Task to complete: Answer with nothing but the number of lines that include the word "老干部座谈会主持词开场白".

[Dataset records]
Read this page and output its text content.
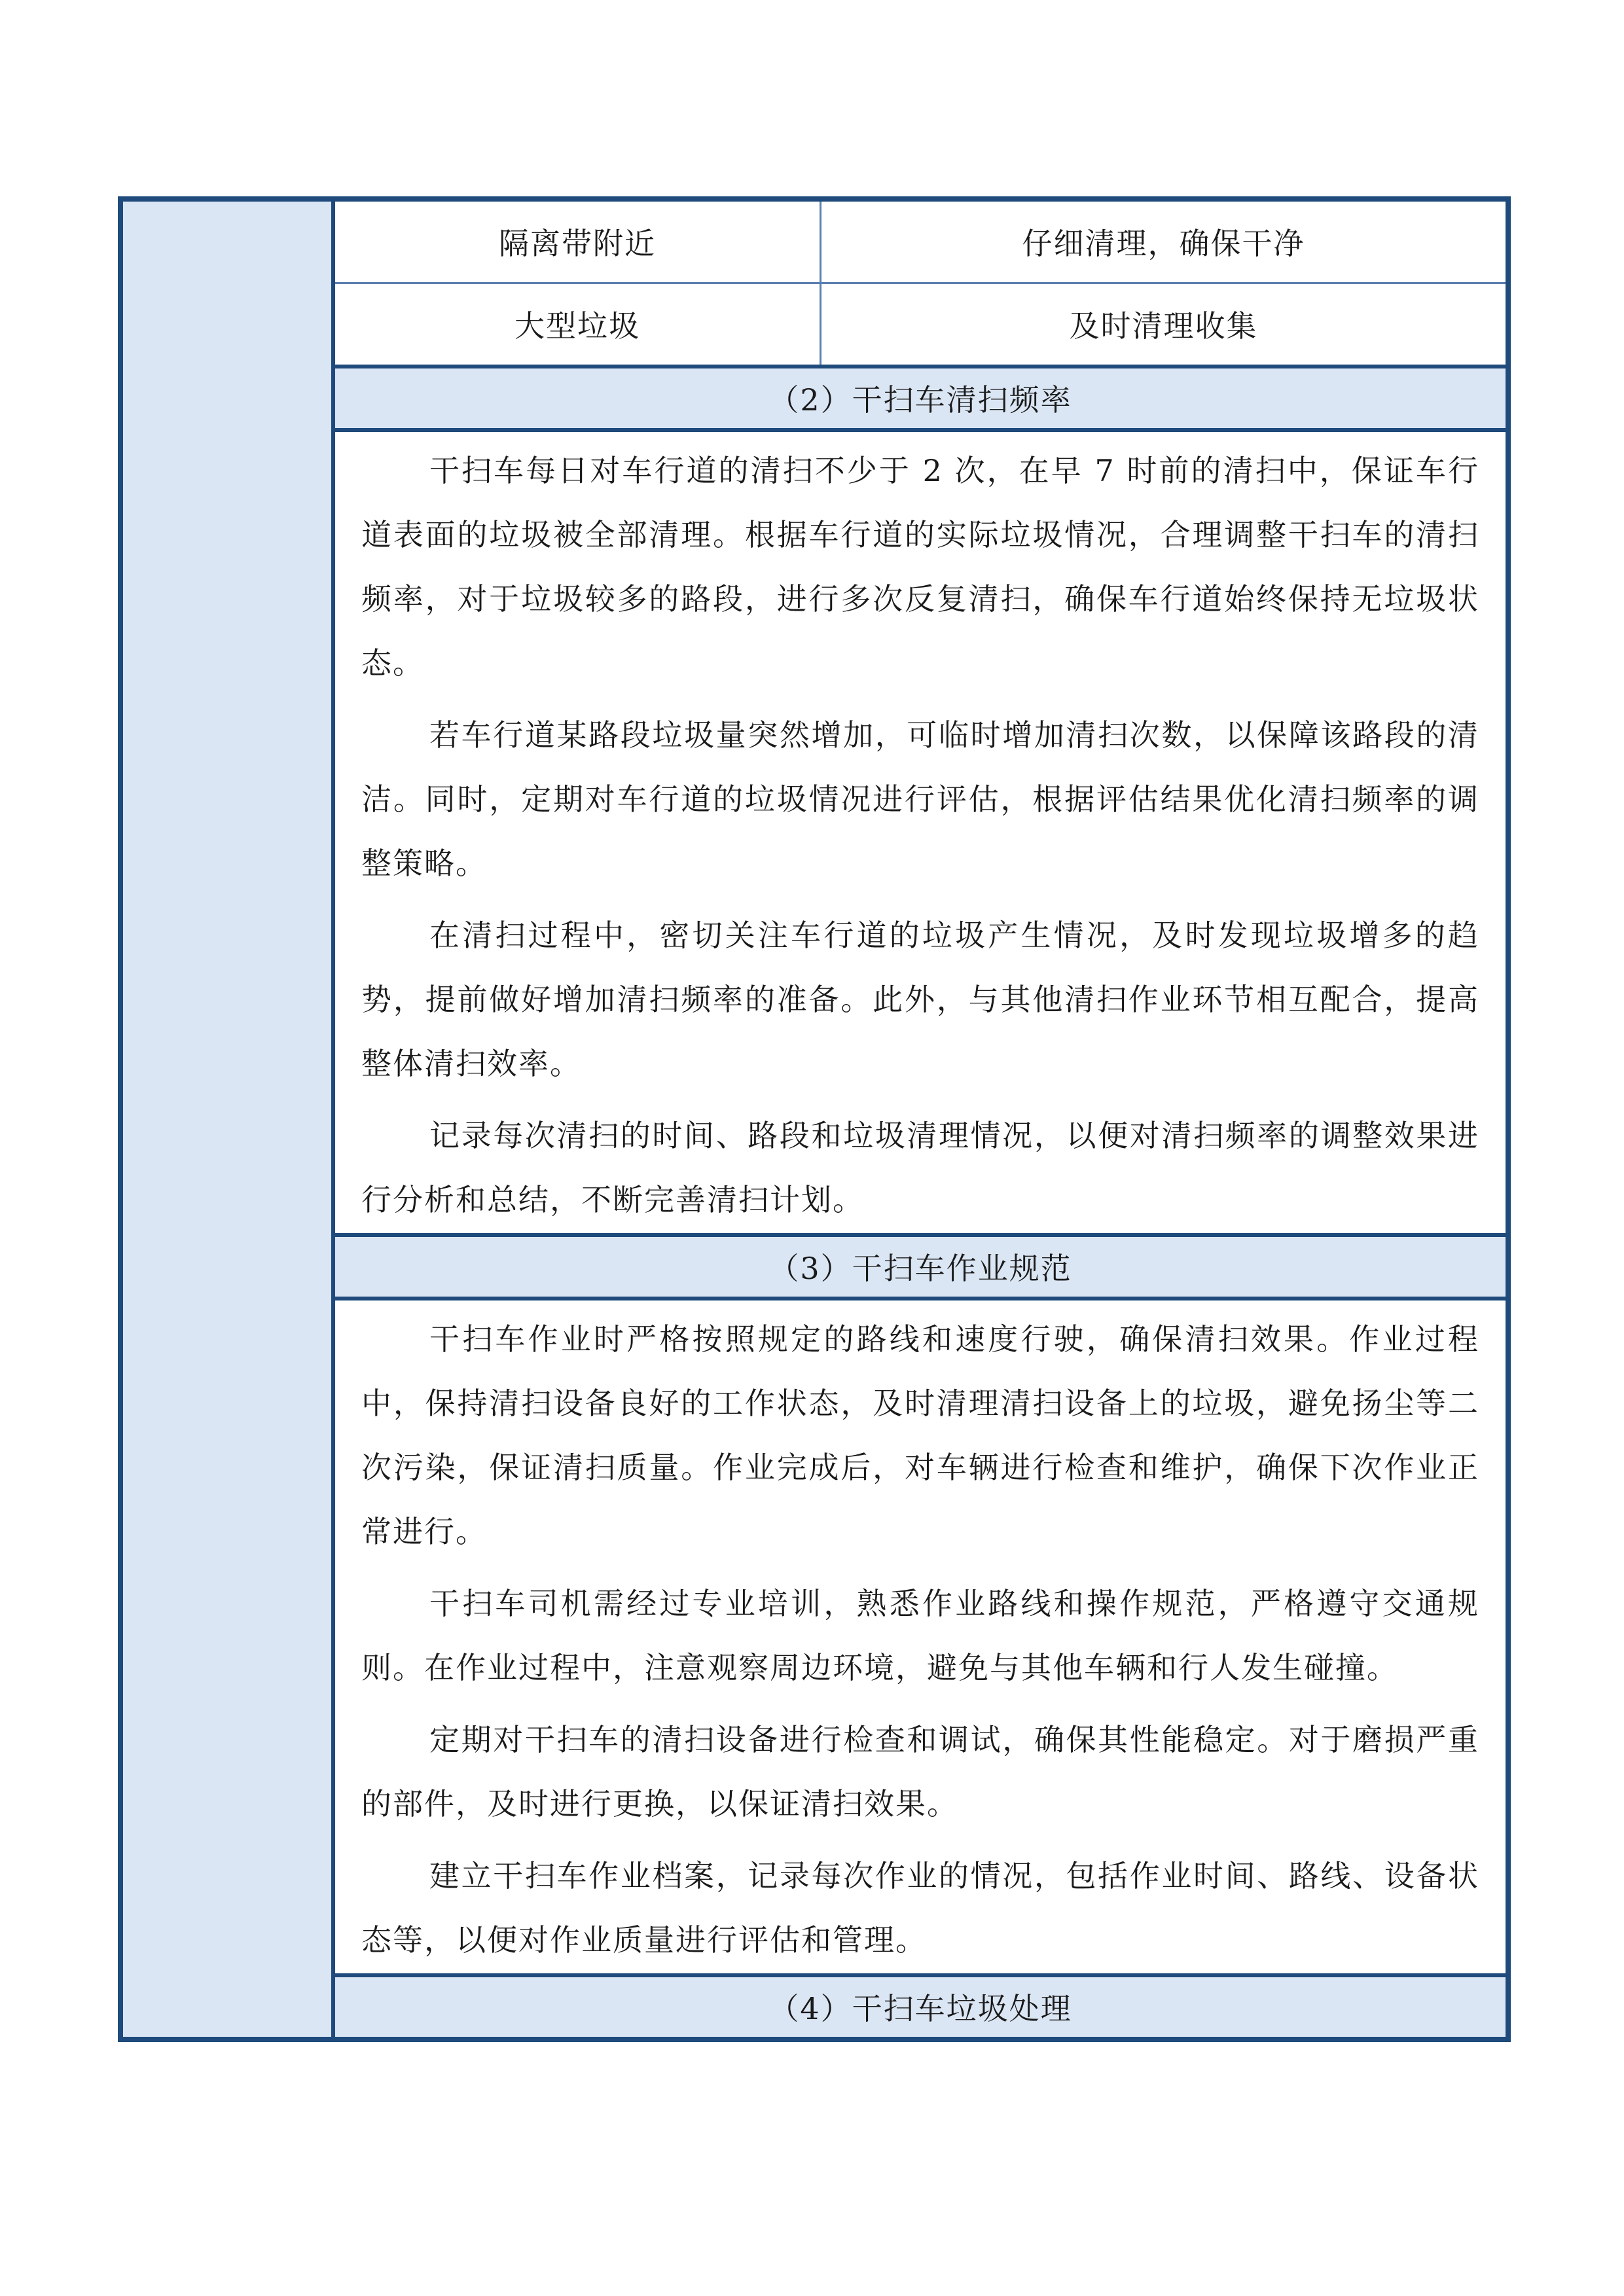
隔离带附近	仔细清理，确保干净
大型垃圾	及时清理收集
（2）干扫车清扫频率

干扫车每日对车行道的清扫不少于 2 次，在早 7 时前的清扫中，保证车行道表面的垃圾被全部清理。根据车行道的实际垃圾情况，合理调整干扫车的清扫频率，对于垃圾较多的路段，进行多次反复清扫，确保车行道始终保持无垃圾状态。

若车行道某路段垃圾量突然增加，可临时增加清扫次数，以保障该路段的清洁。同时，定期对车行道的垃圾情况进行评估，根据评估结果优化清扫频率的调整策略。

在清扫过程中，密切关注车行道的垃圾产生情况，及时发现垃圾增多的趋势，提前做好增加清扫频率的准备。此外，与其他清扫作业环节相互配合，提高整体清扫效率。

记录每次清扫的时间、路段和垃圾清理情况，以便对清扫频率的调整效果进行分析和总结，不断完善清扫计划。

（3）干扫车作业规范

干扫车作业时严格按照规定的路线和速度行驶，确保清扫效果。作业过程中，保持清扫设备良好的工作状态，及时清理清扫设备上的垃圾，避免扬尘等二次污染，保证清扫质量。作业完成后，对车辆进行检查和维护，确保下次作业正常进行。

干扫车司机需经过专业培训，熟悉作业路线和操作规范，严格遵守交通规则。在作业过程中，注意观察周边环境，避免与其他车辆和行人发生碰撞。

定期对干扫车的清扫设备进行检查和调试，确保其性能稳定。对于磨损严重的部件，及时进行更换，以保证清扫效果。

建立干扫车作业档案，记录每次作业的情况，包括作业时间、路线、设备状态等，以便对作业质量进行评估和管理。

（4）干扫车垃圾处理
...
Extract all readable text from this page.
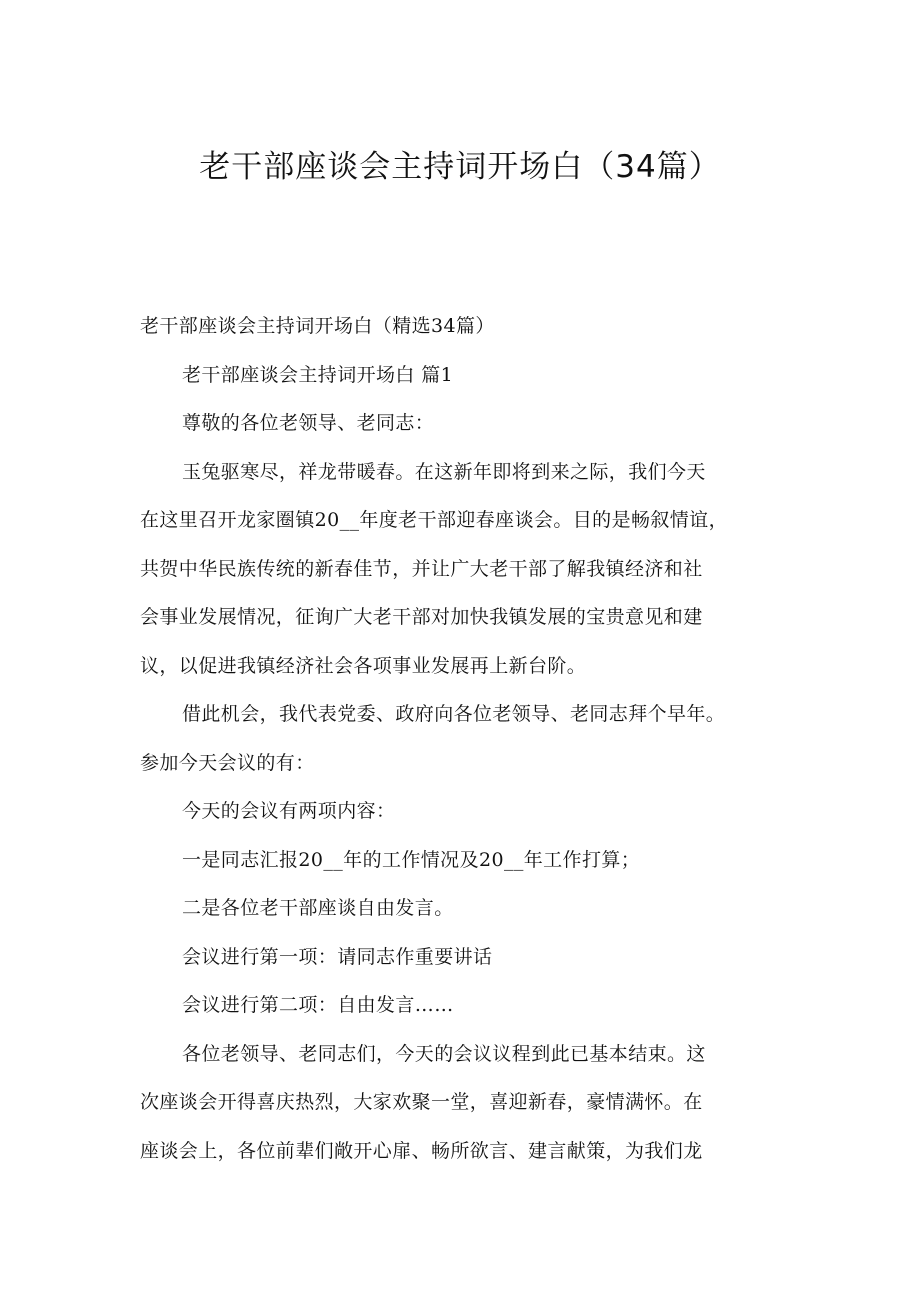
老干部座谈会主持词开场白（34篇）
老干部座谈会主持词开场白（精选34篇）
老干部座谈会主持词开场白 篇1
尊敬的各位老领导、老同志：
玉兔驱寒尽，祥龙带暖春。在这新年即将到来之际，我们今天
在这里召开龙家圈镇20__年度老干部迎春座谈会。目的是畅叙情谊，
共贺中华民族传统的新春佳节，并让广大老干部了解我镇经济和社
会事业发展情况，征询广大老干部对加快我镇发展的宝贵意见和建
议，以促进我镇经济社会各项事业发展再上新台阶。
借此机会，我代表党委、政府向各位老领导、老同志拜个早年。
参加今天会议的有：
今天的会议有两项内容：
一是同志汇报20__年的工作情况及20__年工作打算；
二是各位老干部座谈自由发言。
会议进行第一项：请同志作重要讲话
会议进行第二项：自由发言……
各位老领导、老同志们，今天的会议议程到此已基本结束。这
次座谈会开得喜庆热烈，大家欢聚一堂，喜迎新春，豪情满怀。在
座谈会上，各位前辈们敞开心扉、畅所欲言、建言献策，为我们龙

Full solution: 3